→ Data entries

☆ ☆ ☆

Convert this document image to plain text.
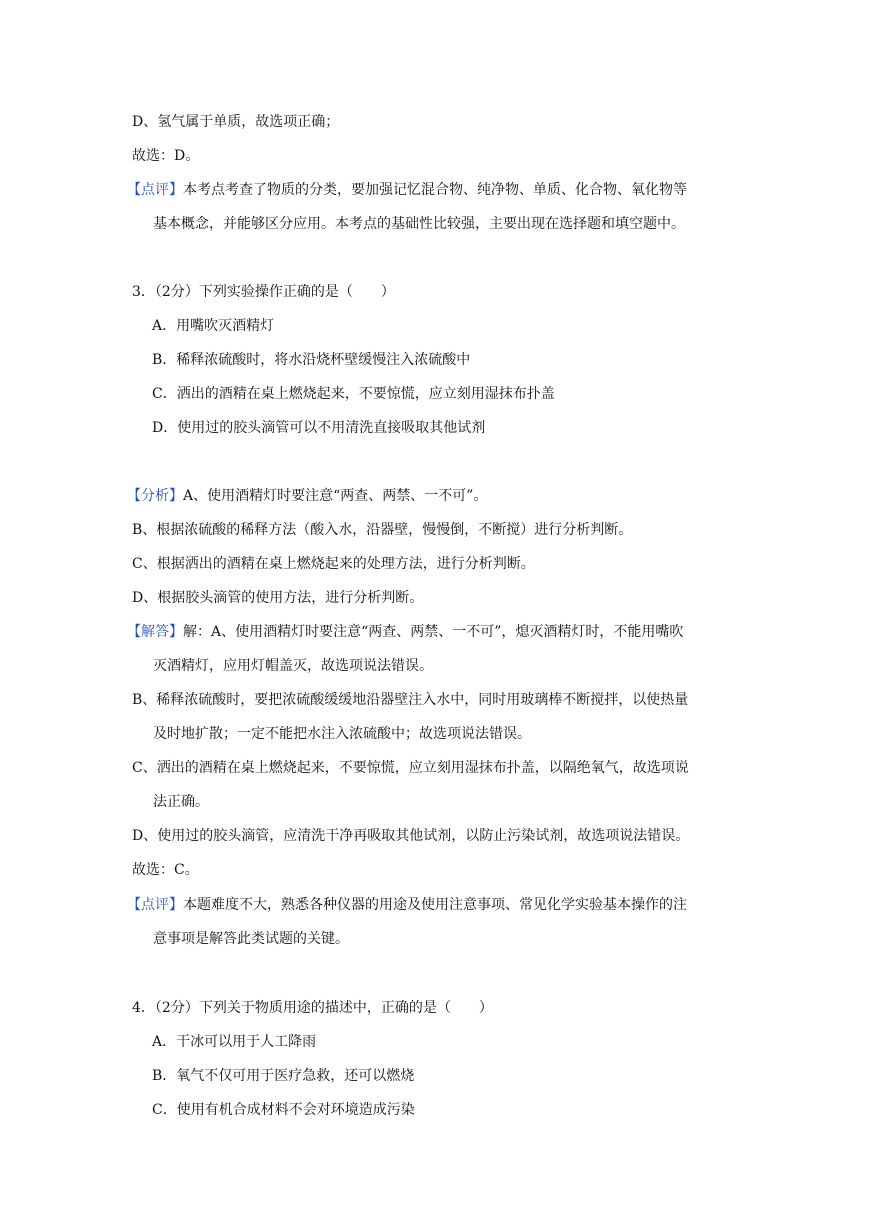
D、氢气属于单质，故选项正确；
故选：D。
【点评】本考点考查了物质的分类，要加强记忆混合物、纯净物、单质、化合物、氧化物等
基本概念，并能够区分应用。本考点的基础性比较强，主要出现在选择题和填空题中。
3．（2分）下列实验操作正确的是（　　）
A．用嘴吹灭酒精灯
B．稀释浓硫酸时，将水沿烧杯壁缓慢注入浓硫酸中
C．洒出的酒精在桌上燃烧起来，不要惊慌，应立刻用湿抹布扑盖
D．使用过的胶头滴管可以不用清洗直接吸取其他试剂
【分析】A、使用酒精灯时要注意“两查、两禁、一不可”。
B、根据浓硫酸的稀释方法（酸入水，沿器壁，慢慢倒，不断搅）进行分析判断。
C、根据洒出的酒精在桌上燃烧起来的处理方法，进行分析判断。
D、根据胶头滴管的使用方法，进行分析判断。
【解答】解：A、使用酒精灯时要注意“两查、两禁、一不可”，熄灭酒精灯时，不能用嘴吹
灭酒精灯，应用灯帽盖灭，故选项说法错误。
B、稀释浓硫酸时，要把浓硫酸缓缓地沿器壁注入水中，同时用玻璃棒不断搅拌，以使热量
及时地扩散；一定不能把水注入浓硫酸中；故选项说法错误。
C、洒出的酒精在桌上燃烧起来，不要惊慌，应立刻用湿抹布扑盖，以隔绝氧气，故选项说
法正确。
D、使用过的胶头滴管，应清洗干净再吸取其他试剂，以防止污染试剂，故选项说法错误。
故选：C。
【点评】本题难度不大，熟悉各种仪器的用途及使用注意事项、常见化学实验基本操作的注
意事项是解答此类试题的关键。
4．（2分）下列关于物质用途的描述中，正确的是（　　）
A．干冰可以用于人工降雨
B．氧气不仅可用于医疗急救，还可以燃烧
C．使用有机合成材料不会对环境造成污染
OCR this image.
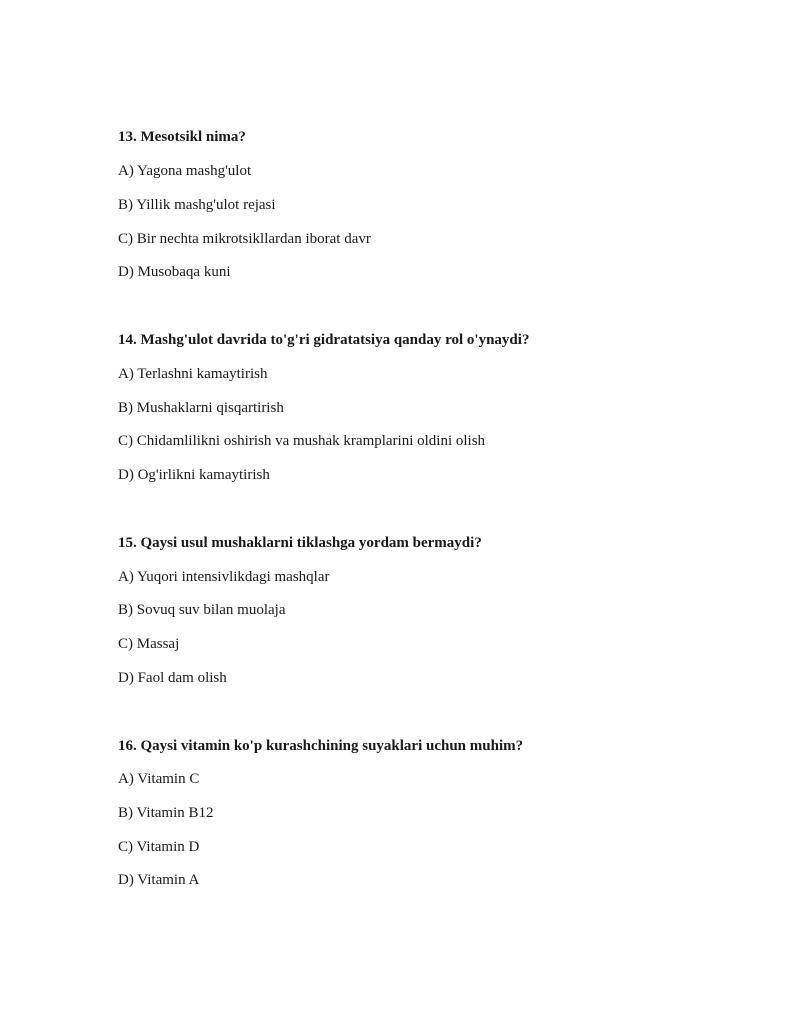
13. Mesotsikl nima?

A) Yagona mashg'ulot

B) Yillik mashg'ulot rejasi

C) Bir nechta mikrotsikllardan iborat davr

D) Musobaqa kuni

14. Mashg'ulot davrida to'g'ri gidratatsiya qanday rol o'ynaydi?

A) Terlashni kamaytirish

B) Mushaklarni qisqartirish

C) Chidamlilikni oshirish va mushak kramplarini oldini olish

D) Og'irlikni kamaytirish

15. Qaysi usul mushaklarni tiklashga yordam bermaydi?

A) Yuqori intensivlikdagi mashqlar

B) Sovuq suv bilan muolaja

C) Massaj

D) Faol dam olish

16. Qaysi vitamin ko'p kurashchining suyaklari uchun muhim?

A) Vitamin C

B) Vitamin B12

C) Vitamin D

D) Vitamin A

☆ ☆ ☆

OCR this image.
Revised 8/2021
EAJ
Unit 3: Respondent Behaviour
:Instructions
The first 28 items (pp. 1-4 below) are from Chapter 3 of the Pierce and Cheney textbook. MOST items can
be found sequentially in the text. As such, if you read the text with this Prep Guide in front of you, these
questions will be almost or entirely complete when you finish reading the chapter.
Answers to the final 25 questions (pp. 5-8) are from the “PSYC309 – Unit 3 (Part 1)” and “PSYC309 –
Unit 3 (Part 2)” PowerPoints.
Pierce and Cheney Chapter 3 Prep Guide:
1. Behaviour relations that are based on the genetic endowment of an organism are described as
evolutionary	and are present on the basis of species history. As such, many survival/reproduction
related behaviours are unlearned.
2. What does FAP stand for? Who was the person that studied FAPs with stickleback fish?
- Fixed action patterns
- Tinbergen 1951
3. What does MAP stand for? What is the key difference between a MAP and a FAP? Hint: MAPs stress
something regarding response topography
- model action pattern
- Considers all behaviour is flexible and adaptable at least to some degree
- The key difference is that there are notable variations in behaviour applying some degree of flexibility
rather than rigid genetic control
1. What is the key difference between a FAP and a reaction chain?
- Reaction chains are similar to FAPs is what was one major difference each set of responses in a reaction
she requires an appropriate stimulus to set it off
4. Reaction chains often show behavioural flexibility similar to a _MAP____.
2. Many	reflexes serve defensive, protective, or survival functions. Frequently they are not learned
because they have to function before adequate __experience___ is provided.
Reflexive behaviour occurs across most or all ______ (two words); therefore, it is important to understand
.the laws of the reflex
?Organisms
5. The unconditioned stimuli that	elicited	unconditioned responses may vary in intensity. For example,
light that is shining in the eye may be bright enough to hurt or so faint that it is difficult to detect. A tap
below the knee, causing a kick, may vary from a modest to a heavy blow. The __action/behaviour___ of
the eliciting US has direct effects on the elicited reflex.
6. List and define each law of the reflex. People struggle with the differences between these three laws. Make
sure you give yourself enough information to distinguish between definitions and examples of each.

☆ ☆ ☆

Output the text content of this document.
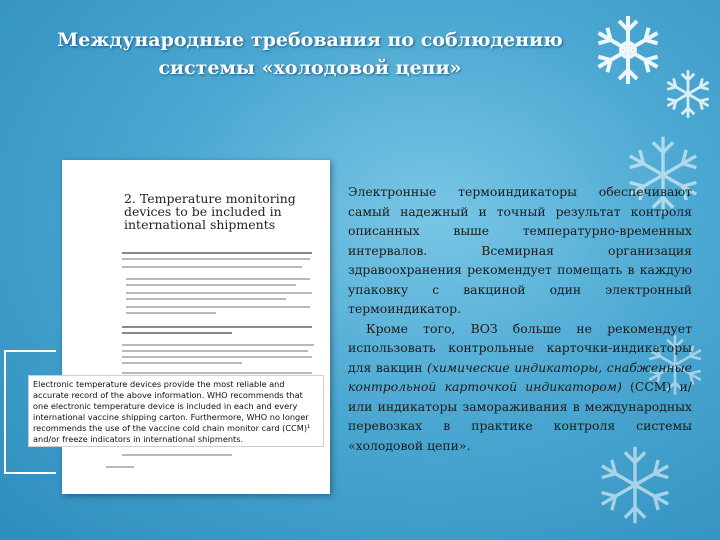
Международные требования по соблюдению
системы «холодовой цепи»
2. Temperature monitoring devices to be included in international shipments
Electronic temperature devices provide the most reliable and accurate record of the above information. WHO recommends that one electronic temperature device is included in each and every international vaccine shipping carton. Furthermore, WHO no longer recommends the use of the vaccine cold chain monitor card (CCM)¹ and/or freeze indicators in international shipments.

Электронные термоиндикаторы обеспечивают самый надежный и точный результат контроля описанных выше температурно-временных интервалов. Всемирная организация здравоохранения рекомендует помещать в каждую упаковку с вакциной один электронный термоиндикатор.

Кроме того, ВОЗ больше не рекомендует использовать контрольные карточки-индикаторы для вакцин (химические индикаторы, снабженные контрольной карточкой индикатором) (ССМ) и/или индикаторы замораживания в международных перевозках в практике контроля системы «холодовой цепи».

☆ ☆ ☆

→ Task instructions
Which lines hold the string "故选项说法错误"? Copy all of them from the data above.

→ Right answer
灭酒精灯，应用灯帽盖灭，故选项说法错误。
及时地扩散；一定不能把水注入浓硫酸中；故选项说法错误。
D、使用过的胶头滴管，应清洗干净再吸取其他试剂，以防止污染试剂，故选项说法错误。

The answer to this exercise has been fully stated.